**What to work on**
Resume the patent text on the disconnectable mooring system below, starting right after its final sentence.

**Text section**
# # # #

US20090158985A1

US20090158985A1 - Disconnectable mooring system

Info

Publication number: US20090158985A1
Application number: US12/298,612
Authority: US
Inventors: Jacob De Baan
Original assignee: Bluewater Energy Services BV
Current assignee: Bluewater Energy Services BV
Priority date: 2006-04-27
Filing date: 2007-04-02
Publication date: 2009-06-25
Anticipated expiration: 2027-04-02
Also published as: BRPI0710952B1; RU2438913C2; CA2650889C; WO2007124999A1; AU2007245768B2; AU2007245768A1; CN101466590A; MX2008013811A; US7849811B2; EP1849701B1; CN101466590B; BRPI0710952A2; RU2008146740A; CA2650889A1; EP1849701A1

Abstract

A disconnectable mooring system is provided, comprising a vessel with an outrigger supporting a riser assembly in a disconnectable manner, which riser assembly is provided with a riser top body which by means of disconnectable latching means is attached to the outrigger. The riser top body additionally is connected to the outrigger by means of a braking device for temporarily controlling the downward speed of the riser top body after disconnecting a mechanism. The braking device comprises a first end permanently connected to one of the riser top body and outrigger, and a second end releasably connected to the other of the riser top body and outrigger.

Description

CROSS-REFERENCE TO RELATED APPLICATION

This application is a National Stage Filing of Internation Application PCT/EP2007/053180, filed Apr. 2, 2007 and published as WO 2007/124999 in English.

# # # #

**Extracted information**
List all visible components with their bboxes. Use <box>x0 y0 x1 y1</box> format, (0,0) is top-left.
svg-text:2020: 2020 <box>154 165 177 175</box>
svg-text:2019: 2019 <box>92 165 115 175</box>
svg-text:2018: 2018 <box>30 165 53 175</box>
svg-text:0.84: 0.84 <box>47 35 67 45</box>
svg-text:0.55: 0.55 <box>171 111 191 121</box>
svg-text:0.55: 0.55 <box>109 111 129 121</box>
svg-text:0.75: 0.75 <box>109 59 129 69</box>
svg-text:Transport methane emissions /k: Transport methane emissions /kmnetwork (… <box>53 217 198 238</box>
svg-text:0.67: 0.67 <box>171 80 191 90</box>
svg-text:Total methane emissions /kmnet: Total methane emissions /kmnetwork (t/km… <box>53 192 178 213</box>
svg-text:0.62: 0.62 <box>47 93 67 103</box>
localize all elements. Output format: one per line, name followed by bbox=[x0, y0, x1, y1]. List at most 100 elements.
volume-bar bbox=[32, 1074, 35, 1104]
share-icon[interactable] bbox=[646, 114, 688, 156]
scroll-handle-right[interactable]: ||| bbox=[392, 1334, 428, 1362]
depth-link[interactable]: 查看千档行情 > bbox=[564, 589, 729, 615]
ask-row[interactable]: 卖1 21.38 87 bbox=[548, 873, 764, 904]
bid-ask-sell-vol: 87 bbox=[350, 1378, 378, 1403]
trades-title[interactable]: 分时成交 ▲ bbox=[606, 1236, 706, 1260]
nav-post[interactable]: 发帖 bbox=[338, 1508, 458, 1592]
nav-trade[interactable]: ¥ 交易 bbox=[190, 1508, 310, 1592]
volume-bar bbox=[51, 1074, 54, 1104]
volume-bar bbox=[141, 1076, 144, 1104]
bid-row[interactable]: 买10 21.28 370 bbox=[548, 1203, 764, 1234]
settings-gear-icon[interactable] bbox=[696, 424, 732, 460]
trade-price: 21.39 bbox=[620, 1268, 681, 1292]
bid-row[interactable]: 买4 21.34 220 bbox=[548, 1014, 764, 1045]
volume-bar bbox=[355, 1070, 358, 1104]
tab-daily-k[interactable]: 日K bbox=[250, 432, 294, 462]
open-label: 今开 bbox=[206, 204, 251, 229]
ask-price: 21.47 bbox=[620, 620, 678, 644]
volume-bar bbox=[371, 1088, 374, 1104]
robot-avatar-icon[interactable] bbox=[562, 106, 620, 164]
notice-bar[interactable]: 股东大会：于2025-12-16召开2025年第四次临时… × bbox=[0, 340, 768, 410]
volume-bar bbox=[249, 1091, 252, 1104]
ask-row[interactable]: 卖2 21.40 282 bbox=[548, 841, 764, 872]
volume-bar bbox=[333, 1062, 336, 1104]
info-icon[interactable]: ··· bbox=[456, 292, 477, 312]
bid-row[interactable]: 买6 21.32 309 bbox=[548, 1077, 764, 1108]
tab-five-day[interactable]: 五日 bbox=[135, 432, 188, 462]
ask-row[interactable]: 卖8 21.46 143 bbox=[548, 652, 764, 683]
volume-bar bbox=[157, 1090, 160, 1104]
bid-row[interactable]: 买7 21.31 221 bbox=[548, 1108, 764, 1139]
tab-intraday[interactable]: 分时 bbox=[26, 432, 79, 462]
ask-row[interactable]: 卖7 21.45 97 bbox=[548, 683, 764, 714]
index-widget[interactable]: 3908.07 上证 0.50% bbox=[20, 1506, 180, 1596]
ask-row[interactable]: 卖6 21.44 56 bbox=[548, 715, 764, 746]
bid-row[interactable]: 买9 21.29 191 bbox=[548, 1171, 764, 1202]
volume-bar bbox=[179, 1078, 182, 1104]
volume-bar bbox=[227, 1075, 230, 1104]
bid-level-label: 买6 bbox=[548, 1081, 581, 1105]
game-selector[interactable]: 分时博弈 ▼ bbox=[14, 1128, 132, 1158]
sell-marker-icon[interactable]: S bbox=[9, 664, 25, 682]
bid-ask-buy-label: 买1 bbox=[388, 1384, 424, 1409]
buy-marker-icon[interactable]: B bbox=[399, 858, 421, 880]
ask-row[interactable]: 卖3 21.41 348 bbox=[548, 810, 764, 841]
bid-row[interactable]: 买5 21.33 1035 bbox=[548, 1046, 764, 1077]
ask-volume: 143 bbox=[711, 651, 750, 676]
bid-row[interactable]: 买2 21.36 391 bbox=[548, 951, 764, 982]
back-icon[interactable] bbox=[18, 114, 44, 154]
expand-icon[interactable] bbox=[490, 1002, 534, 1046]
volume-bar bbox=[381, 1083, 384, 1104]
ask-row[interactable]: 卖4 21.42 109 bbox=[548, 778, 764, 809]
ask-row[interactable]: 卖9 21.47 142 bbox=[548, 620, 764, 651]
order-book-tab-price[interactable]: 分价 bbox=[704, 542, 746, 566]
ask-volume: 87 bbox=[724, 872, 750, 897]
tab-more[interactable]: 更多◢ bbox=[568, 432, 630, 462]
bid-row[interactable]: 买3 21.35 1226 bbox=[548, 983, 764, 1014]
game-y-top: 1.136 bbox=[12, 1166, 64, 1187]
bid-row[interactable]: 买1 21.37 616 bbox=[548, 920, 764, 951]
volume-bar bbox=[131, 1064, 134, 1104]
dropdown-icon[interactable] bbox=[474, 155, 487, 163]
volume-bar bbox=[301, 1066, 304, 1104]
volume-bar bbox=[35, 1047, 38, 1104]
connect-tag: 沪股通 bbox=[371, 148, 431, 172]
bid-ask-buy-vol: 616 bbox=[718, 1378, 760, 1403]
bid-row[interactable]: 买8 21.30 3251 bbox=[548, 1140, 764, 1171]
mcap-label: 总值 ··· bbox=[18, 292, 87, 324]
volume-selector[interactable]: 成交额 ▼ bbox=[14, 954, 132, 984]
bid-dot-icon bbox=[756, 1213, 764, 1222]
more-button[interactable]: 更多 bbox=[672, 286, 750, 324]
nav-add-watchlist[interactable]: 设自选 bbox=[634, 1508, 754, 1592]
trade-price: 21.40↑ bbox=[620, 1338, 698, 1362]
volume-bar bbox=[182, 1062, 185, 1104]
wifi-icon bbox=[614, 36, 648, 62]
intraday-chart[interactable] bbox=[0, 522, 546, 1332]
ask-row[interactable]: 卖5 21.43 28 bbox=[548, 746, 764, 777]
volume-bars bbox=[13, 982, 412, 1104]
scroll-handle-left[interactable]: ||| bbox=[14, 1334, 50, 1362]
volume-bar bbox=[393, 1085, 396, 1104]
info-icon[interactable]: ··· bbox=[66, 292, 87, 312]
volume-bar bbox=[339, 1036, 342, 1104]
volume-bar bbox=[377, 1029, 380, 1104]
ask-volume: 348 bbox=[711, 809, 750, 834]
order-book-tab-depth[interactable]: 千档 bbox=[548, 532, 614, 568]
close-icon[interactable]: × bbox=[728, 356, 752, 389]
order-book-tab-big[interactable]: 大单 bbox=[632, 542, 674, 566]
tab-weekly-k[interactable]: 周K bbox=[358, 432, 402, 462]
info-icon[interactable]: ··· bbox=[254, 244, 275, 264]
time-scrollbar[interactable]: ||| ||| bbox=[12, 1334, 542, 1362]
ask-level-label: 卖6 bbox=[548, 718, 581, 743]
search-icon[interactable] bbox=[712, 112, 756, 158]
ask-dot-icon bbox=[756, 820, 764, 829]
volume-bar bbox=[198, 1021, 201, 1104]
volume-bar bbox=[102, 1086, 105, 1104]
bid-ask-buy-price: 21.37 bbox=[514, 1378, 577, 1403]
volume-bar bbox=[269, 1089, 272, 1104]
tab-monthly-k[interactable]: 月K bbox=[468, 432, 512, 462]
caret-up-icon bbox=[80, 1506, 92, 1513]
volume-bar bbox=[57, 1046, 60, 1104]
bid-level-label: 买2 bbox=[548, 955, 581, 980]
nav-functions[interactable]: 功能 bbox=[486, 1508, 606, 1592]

# # # #

**Result of this exercise**
BACKGROUND

The discussion below is merely provided for general background information and is not intended to be used as an aid in determining the scope of the claimed subject matter.
Aspects of the invention relate to a disconnectable mooring system comprising a vessel with an outrigger supporting a riser assembly in a disconnectable manner, which riser assembly is provided with a riser top body which by means of disconnectable latch is attached to the outrigger.
In offshore oil production, floating production units such as for example vessels are employed to receive effluents from subsea wells. To achieve this, riser assemblies comprising flexible risers with a riser top body are usually employed to connect such wells with the floating production units. In most cases, such floating production units are permanently anchored in the field until its depletion. In some cases however, weather conditions such as severe storms may make it necessary that the floating production facility vacates the field temporarily until the weather conditions improve again. In such case the floating production unit stops production, closes the valves on the wells, and disconnects the riser assembly from the unit. The riser assembly is left in the field to survive the storm on its own. In such case it is important that a proper riser assembly configuration is established such that the riser assembly does not for example get entangled in itself and suffers any damage.
It is also important that the actual riser assembly disconnect and abandonment system is properly designed to allow a safe release of the riser assembly from the floating production unit. Usually this is done by a winch which lowers the more or less buoyant end termination (riser top body) of the riser assembly into the water. After that, the winch wire is released from the winch.
An example of a disconnectable mooring system of the above type is described in U.S. Pat. No. 5,041,038.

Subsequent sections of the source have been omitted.